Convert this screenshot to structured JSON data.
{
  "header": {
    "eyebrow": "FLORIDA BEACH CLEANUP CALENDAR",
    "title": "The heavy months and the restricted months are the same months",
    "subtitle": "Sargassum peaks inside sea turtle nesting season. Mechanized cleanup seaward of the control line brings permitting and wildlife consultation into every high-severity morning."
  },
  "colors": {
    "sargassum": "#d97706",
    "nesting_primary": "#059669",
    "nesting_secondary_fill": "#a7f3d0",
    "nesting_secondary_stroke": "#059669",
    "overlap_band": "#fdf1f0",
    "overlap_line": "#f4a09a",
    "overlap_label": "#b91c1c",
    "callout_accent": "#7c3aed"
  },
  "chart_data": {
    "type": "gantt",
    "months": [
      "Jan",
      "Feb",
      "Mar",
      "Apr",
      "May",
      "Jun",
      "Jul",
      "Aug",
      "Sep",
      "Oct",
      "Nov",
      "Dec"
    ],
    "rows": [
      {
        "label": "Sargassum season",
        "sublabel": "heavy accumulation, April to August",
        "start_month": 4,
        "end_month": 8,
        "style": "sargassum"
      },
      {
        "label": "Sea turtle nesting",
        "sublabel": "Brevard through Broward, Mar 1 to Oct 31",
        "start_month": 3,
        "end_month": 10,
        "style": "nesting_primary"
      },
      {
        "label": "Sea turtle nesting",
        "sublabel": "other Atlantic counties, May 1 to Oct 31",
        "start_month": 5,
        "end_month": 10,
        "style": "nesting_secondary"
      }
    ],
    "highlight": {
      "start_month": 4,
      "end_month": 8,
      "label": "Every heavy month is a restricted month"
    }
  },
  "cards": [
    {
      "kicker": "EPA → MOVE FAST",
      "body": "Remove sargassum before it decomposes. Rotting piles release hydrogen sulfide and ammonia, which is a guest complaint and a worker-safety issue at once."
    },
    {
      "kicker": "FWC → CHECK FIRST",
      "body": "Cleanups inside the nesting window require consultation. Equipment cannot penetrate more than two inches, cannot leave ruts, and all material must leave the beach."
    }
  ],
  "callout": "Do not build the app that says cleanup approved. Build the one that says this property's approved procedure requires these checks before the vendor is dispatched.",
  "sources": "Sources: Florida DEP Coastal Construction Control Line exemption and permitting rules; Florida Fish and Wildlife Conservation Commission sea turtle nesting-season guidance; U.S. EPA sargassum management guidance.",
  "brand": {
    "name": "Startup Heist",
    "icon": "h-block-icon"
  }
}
__________________________________________________
**WHAT TO WORK ON:**
Only lines with the word "heavy" should be collected from the material.

**RESULT FOR THIS EXERCISE:**
    "title": "The heavy months and the restricted months are the same months",
        "sublabel": "heavy accumulation, April to August",
      "label": "Every heavy month is a restricted month"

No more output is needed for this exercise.